Data entries

== == ==

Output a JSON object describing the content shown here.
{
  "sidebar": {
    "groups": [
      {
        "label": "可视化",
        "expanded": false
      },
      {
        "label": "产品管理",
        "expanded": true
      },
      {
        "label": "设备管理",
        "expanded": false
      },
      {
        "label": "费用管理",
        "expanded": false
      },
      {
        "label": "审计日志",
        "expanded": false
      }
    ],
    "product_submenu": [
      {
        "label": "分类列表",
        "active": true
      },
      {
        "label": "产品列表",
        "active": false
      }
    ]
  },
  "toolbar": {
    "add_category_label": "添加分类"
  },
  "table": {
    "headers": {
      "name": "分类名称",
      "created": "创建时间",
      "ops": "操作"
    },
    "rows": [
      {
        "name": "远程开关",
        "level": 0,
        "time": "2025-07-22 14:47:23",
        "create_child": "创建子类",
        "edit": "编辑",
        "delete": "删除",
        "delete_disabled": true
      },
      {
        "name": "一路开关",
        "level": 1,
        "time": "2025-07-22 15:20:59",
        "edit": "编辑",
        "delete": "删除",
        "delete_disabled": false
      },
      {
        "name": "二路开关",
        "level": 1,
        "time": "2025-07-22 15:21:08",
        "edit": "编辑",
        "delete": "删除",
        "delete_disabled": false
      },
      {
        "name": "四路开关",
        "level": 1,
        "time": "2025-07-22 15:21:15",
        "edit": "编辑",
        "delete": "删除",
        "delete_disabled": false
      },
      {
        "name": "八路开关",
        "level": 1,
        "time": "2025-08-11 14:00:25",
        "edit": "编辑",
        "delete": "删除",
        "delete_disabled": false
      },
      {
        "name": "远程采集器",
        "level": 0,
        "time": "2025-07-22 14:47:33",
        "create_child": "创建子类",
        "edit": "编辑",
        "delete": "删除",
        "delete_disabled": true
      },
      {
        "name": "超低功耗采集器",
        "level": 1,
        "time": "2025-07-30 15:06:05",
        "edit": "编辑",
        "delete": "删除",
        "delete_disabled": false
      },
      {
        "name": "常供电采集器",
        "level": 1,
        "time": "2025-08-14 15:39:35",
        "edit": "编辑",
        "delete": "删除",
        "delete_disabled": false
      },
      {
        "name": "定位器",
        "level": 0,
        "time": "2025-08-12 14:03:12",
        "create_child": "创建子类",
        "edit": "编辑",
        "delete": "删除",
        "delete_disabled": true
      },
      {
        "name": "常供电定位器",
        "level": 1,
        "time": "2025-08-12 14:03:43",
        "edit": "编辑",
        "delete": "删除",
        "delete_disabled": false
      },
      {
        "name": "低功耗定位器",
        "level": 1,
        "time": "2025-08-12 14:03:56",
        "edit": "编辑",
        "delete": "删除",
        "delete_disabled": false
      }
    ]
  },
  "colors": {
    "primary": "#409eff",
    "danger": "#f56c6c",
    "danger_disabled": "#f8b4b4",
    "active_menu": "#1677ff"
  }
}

== == ==

Type out the entries again, word for word.

Output a JSON object describing the content shown here.
{
  "sidebar": {
    "groups": [
      {
        "label": "可视化",
        "expanded": false
      },
      {
        "label": "产品管理",
        "expanded": true
      },
      {
        "label": "设备管理",
        "expanded": false
      },
      {
        "label": "费用管理",
        "expanded": false
      },
      {
        "label": "审计日志",
        "expanded": false
      }
    ],
    "product_submenu": [
      {
        "label": "分类列表",
        "active": true
      },
      {
        "label": "产品列表",
        "active": false
      }
    ]
  },
  "toolbar": {
    "add_category_label": "添加分类"
  },
  "table": {
    "headers": {
      "name": "分类名称",
      "created": "创建时间",
      "ops": "操作"
    },
    "rows": [
      {
        "name": "远程开关",
        "level": 0,
        "time": "2025-07-22 14:47:23",
        "create_child": "创建子类",
        "edit": "编辑",
        "delete": "删除",
        "delete_disabled": true
      },
      {
        "name": "一路开关",
        "level": 1,
        "time": "2025-07-22 15:20:59",
        "edit": "编辑",
        "delete": "删除",
        "delete_disabled": false
      },
      {
        "name": "二路开关",
        "level": 1,
        "time": "2025-07-22 15:21:08",
        "edit": "编辑",
        "delete": "删除",
        "delete_disabled": false
      },
      {
        "name": "四路开关",
        "level": 1,
        "time": "2025-07-22 15:21:15",
        "edit": "编辑",
        "delete": "删除",
        "delete_disabled": false
      },
      {
        "name": "八路开关",
        "level": 1,
        "time": "2025-08-11 14:00:25",
        "edit": "编辑",
        "delete": "删除",
        "delete_disabled": false
      },
      {
        "name": "远程采集器",
        "level": 0,
        "time": "2025-07-22 14:47:33",
        "create_child": "创建子类",
        "edit": "编辑",
        "delete": "删除",
        "delete_disabled": true
      },
      {
        "name": "超低功耗采集器",
        "level": 1,
        "time": "2025-07-30 15:06:05",
        "edit": "编辑",
        "delete": "删除",
        "delete_disabled": false
      },
      {
        "name": "常供电采集器",
        "level": 1,
        "time": "2025-08-14 15:39:35",
        "edit": "编辑",
        "delete": "删除",
        "delete_disabled": false
      },
      {
        "name": "定位器",
        "level": 0,
        "time": "2025-08-12 14:03:12",
        "create_child": "创建子类",
        "edit": "编辑",
        "delete": "删除",
        "delete_disabled": true
      },
      {
        "name": "常供电定位器",
        "level": 1,
        "time": "2025-08-12 14:03:43",
        "edit": "编辑",
        "delete": "删除",
        "delete_disabled": false
      },
      {
        "name": "低功耗定位器",
        "level": 1,
        "time": "2025-08-12 14:03:56",
        "edit": "编辑",
        "delete": "删除",
        "delete_disabled": false
      }
    ]
  },
  "colors": {
    "primary": "#409eff",
    "danger": "#f56c6c",
    "danger_disabled": "#f8b4b4",
    "active_menu": "#1677ff"
  }
}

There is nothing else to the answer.